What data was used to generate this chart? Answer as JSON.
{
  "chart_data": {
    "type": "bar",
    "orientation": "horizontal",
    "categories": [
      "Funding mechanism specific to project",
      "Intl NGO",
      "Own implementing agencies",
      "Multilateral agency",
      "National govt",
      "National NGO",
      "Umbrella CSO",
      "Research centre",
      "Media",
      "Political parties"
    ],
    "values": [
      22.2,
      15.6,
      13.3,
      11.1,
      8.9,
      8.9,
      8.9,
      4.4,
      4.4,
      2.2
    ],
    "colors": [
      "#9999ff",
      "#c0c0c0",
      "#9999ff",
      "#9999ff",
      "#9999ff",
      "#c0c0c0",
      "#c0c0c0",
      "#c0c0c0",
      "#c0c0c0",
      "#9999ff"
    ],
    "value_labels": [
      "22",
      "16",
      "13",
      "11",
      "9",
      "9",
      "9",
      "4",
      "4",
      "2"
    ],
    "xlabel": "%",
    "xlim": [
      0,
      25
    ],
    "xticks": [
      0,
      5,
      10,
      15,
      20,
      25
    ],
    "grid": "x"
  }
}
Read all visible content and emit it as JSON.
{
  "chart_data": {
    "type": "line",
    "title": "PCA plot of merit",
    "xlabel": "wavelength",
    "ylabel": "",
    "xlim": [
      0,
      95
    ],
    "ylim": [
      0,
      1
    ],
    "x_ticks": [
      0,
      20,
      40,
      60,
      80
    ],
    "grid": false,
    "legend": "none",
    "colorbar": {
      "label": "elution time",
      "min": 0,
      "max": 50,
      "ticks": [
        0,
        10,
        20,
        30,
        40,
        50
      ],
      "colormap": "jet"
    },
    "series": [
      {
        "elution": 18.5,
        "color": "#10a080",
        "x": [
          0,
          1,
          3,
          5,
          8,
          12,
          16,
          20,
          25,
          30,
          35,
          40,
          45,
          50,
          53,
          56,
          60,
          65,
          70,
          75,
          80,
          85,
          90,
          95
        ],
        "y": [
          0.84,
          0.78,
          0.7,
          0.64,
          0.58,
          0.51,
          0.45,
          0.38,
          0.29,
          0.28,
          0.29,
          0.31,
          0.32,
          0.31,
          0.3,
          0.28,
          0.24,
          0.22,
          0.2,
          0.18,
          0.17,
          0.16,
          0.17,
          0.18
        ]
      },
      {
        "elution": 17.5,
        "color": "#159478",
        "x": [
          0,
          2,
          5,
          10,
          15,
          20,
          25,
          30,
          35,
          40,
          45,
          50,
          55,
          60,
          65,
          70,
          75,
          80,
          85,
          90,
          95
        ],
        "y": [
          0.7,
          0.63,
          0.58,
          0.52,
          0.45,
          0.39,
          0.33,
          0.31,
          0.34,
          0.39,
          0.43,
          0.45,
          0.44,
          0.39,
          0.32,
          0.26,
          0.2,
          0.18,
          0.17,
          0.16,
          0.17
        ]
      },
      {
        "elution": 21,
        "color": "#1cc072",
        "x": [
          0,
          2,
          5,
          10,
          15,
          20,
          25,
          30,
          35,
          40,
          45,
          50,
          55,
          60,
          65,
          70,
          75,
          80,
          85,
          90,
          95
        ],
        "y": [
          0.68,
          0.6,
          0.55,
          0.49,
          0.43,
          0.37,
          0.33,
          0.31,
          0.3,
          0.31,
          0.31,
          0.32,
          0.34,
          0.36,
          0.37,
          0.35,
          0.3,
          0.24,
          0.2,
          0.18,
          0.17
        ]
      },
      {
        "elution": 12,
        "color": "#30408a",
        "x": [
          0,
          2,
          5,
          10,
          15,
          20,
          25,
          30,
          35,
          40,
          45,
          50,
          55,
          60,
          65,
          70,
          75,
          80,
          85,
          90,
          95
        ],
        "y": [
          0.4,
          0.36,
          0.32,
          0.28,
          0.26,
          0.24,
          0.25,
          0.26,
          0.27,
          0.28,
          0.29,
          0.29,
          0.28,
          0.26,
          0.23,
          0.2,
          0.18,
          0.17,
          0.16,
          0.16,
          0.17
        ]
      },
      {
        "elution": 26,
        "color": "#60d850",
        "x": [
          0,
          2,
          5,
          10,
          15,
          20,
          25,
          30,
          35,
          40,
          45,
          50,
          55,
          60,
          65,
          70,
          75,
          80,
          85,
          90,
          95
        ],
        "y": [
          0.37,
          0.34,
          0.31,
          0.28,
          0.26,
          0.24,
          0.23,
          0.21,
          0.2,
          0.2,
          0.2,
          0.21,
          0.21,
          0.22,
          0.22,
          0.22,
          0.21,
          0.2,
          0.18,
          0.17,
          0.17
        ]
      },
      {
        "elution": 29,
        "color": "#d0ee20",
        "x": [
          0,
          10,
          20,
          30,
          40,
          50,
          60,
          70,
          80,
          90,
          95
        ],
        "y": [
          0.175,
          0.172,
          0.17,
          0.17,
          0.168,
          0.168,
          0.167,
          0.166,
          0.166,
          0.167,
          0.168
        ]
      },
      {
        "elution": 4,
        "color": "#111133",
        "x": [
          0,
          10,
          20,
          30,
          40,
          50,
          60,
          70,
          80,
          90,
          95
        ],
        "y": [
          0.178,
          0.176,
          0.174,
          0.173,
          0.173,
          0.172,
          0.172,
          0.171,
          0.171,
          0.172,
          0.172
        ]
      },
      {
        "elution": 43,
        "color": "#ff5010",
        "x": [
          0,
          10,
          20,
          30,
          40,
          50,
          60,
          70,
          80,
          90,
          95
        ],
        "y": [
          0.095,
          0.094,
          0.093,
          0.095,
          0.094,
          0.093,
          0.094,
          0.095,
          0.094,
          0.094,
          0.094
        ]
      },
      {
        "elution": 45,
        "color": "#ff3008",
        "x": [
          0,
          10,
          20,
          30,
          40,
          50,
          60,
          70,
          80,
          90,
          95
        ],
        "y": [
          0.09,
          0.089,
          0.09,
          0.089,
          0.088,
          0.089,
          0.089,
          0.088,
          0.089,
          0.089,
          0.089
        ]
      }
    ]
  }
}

**THE REQUEST:**
Extract every line above that contains the word "JSON".

**RESPONSE FOR THIS EXERCISE:**
What data was used to generate this chart? Answer as JSON.
Read all visible content and emit it as JSON.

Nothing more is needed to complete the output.